[RECORDS PROVIDED start]
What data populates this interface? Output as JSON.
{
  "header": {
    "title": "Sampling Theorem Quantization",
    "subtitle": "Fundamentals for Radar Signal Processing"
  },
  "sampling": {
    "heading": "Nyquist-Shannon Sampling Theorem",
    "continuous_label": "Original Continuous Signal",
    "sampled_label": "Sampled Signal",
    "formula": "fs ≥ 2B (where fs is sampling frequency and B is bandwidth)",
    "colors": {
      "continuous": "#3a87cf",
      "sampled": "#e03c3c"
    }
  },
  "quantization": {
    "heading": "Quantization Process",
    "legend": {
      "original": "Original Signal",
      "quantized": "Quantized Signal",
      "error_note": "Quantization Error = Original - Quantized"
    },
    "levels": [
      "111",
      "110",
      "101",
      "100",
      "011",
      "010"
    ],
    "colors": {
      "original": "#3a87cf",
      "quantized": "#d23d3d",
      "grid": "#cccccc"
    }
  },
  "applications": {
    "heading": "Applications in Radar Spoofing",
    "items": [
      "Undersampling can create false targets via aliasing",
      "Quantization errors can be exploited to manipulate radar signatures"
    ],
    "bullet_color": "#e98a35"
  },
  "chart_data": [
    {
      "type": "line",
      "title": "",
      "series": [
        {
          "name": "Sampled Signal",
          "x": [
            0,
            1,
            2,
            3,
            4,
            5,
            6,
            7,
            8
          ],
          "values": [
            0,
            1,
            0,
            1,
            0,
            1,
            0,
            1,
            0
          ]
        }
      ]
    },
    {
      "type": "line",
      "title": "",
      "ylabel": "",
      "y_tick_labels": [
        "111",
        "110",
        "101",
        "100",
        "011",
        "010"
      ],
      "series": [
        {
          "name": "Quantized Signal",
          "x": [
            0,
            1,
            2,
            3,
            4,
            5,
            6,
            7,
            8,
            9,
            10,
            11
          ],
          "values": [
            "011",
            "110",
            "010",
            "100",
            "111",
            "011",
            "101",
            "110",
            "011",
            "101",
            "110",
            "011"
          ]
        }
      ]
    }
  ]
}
[RECORDS PROVIDED end]
- [WHAT THE TASK REQUIRES]:
Print all of the entries exactly as they are written.

- [FINISHED EXERCISE]:
What data populates this interface? Output as JSON.
{
  "header": {
    "title": "Sampling Theorem Quantization",
    "subtitle": "Fundamentals for Radar Signal Processing"
  },
  "sampling": {
    "heading": "Nyquist-Shannon Sampling Theorem",
    "continuous_label": "Original Continuous Signal",
    "sampled_label": "Sampled Signal",
    "formula": "fs ≥ 2B (where fs is sampling frequency and B is bandwidth)",
    "colors": {
      "continuous": "#3a87cf",
      "sampled": "#e03c3c"
    }
  },
  "quantization": {
    "heading": "Quantization Process",
    "legend": {
      "original": "Original Signal",
      "quantized": "Quantized Signal",
      "error_note": "Quantization Error = Original - Quantized"
    },
    "levels": [
      "111",
      "110",
      "101",
      "100",
      "011",
      "010"
    ],
    "colors": {
      "original": "#3a87cf",
      "quantized": "#d23d3d",
      "grid": "#cccccc"
    }
  },
  "applications": {
    "heading": "Applications in Radar Spoofing",
    "items": [
      "Undersampling can create false targets via aliasing",
      "Quantization errors can be exploited to manipulate radar signatures"
    ],
    "bullet_color": "#e98a35"
  },
  "chart_data": [
    {
      "type": "line",
      "title": "",
      "series": [
        {
          "name": "Sampled Signal",
          "x": [
            0,
            1,
            2,
            3,
            4,
            5,
            6,
            7,
            8
          ],
          "values": [
            0,
            1,
            0,
            1,
            0,
            1,
            0,
            1,
            0
          ]
        }
      ]
    },
    {
      "type": "line",
      "title": "",
      "ylabel": "",
      "y_tick_labels": [
        "111",
        "110",
        "101",
        "100",
        "011",
        "010"
      ],
      "series": [
        {
          "name": "Quantized Signal",
          "x": [
            0,
            1,
            2,
            3,
            4,
            5,
            6,
            7,
            8,
            9,
            10,
            11
          ],
          "values": [
            "011",
            "110",
            "010",
            "100",
            "111",
            "011",
            "101",
            "110",
            "011",
            "101",
            "110",
            "011"
          ]
        }
      ]
    }
  ]
}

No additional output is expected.